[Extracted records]
_____

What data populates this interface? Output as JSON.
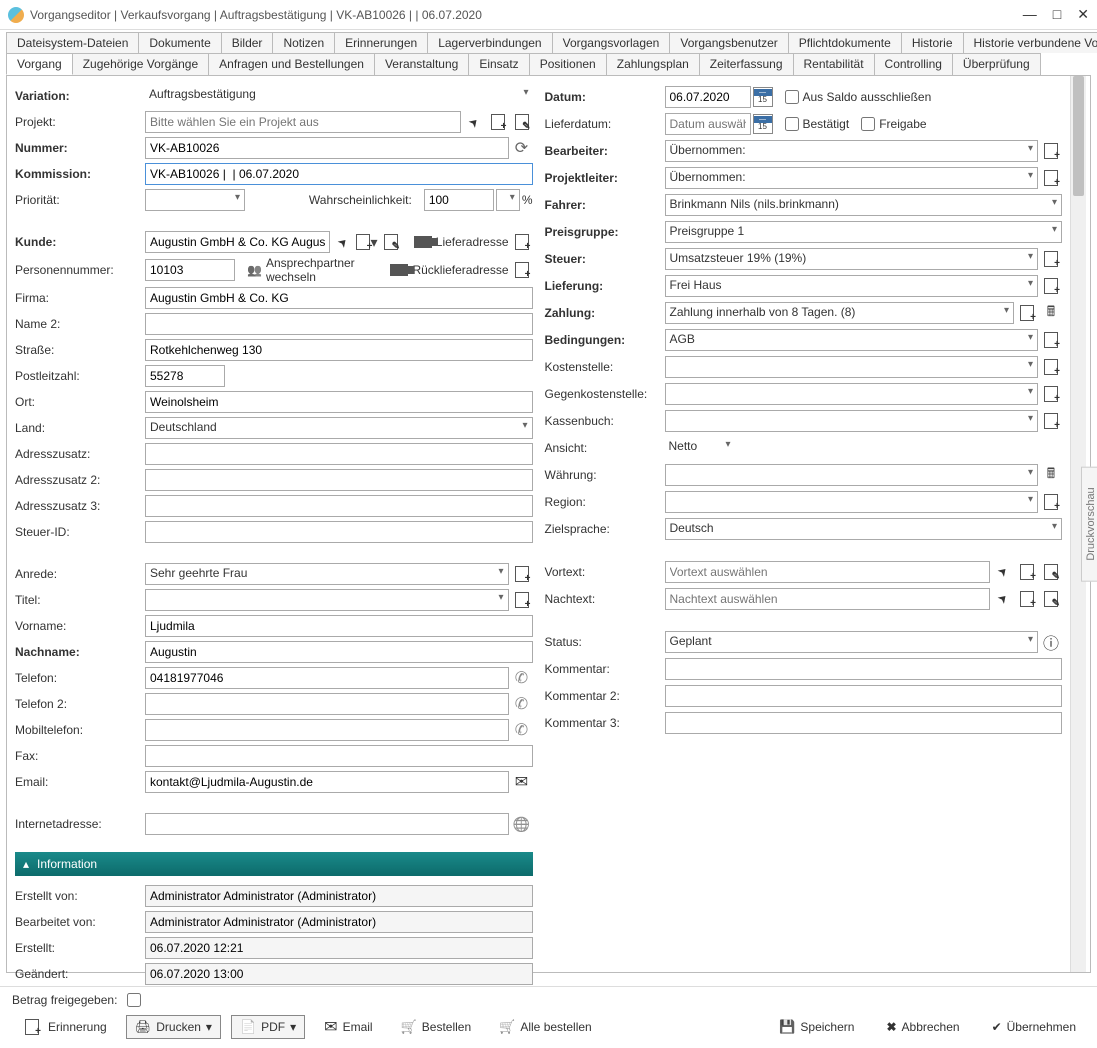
{
  "window": {
    "title": "Vorgangseditor | Verkaufsvorgang | Auftragsbestätigung | VK-AB10026 |  | 06.07.2020"
  },
  "tabs_row1": [
    "Dateisystem-Dateien",
    "Dokumente",
    "Bilder",
    "Notizen",
    "Erinnerungen",
    "Lagerverbindungen",
    "Vorgangsvorlagen",
    "Vorgangsbenutzer",
    "Pflichtdokumente",
    "Historie",
    "Historie verbundene Vorgänge"
  ],
  "tabs_row2": [
    "Vorgang",
    "Zugehörige Vorgänge",
    "Anfragen und Bestellungen",
    "Veranstaltung",
    "Einsatz",
    "Positionen",
    "Zahlungsplan",
    "Zeiterfassung",
    "Rentabilität",
    "Controlling",
    "Überprüfung"
  ],
  "active_tab": "Vorgang",
  "preview_tab_label": "Druckvorschau",
  "left": {
    "variation": {
      "label": "Variation:",
      "value": "Auftragsbestätigung"
    },
    "projekt": {
      "label": "Projekt:",
      "placeholder": "Bitte wählen Sie ein Projekt aus"
    },
    "nummer": {
      "label": "Nummer:",
      "value": "VK-AB10026"
    },
    "kommission": {
      "label": "Kommission:",
      "value": "VK-AB10026 |  | 06.07.2020"
    },
    "prioritaet": {
      "label": "Priorität:",
      "value": ""
    },
    "wahrscheinlichkeit": {
      "label": "Wahrscheinlichkeit:",
      "value": "100",
      "unit": "%"
    },
    "kunde": {
      "label": "Kunde:",
      "value": "Augustin GmbH & Co. KG August"
    },
    "lieferadresse": "Lieferadresse",
    "personennummer": {
      "label": "Personennummer:",
      "value": "10103"
    },
    "ansprechpartner_wechseln": "Ansprechpartner wechseln",
    "ruecklieferadresse": "Rücklieferadresse",
    "firma": {
      "label": "Firma:",
      "value": "Augustin GmbH & Co. KG"
    },
    "name2": {
      "label": "Name 2:",
      "value": ""
    },
    "strasse": {
      "label": "Straße:",
      "value": "Rotkehlchenweg 130"
    },
    "plz": {
      "label": "Postleitzahl:",
      "value": "55278"
    },
    "ort": {
      "label": "Ort:",
      "value": "Weinolsheim"
    },
    "land": {
      "label": "Land:",
      "value": "Deutschland"
    },
    "adresszusatz": {
      "label": "Adresszusatz:",
      "value": ""
    },
    "adresszusatz2": {
      "label": "Adresszusatz 2:",
      "value": ""
    },
    "adresszusatz3": {
      "label": "Adresszusatz 3:",
      "value": ""
    },
    "steuerid": {
      "label": "Steuer-ID:",
      "value": ""
    },
    "anrede": {
      "label": "Anrede:",
      "value": "Sehr geehrte Frau"
    },
    "titel": {
      "label": "Titel:",
      "value": ""
    },
    "vorname": {
      "label": "Vorname:",
      "value": "Ljudmila"
    },
    "nachname": {
      "label": "Nachname:",
      "value": "Augustin"
    },
    "telefon": {
      "label": "Telefon:",
      "value": "04181977046"
    },
    "telefon2": {
      "label": "Telefon 2:",
      "value": ""
    },
    "mobiltelefon": {
      "label": "Mobiltelefon:",
      "value": ""
    },
    "fax": {
      "label": "Fax:",
      "value": ""
    },
    "email": {
      "label": "Email:",
      "value": "kontakt@Ljudmila-Augustin.de"
    },
    "internet": {
      "label": "Internetadresse:",
      "value": ""
    },
    "info_section": "Information",
    "erstellt_von": {
      "label": "Erstellt von:",
      "value": "Administrator Administrator (Administrator)"
    },
    "bearbeitet_von": {
      "label": "Bearbeitet von:",
      "value": "Administrator Administrator (Administrator)"
    },
    "erstellt": {
      "label": "Erstellt:",
      "value": "06.07.2020 12:21"
    },
    "geaendert": {
      "label": "Geändert:",
      "value": "06.07.2020 13:00"
    }
  },
  "right": {
    "datum": {
      "label": "Datum:",
      "value": "06.07.2020"
    },
    "aus_saldo": "Aus Saldo ausschließen",
    "lieferdatum": {
      "label": "Lieferdatum:",
      "placeholder": "Datum auswähle"
    },
    "bestaetigt": "Bestätigt",
    "freigabe": "Freigabe",
    "bearbeiter": {
      "label": "Bearbeiter:",
      "value": "Übernommen:"
    },
    "projektleiter": {
      "label": "Projektleiter:",
      "value": "Übernommen:"
    },
    "fahrer": {
      "label": "Fahrer:",
      "value": "Brinkmann Nils (nils.brinkmann)"
    },
    "preisgruppe": {
      "label": "Preisgruppe:",
      "value": "Preisgruppe 1"
    },
    "steuer": {
      "label": "Steuer:",
      "value": "Umsatzsteuer 19% (19%)"
    },
    "lieferung": {
      "label": "Lieferung:",
      "value": "Frei Haus"
    },
    "zahlung": {
      "label": "Zahlung:",
      "value": "Zahlung innerhalb von 8 Tagen. (8)"
    },
    "bedingungen": {
      "label": "Bedingungen:",
      "value": "AGB"
    },
    "kostenstelle": {
      "label": "Kostenstelle:",
      "value": ""
    },
    "gegenkostenstelle": {
      "label": "Gegenkostenstelle:",
      "value": ""
    },
    "kassenbuch": {
      "label": "Kassenbuch:",
      "value": ""
    },
    "ansicht": {
      "label": "Ansicht:",
      "value": "Netto"
    },
    "waehrung": {
      "label": "Währung:",
      "value": ""
    },
    "region": {
      "label": "Region:",
      "value": ""
    },
    "zielsprache": {
      "label": "Zielsprache:",
      "value": "Deutsch"
    },
    "vortext": {
      "label": "Vortext:",
      "placeholder": "Vortext auswählen"
    },
    "nachtext": {
      "label": "Nachtext:",
      "placeholder": "Nachtext auswählen"
    },
    "status": {
      "label": "Status:",
      "value": "Geplant"
    },
    "kommentar": {
      "label": "Kommentar:",
      "value": ""
    },
    "kommentar2": {
      "label": "Kommentar 2:",
      "value": ""
    },
    "kommentar3": {
      "label": "Kommentar 3:",
      "value": ""
    }
  },
  "footer": {
    "betrag_freigegeben": "Betrag freigegeben:",
    "erinnerung": "Erinnerung",
    "drucken": "Drucken",
    "pdf": "PDF",
    "email": "Email",
    "bestellen": "Bestellen",
    "alle_bestellen": "Alle bestellen",
    "speichern": "Speichern",
    "abbrechen": "Abbrechen",
    "uebernehmen": "Übernehmen"
  }
}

_____

## Task details
Locate and copy each line in the data above that includes the word "Ljudmila".

## Expected answer
      "value": "Ljudmila"
      "value": "kontakt@Ljudmila-Augustin.de"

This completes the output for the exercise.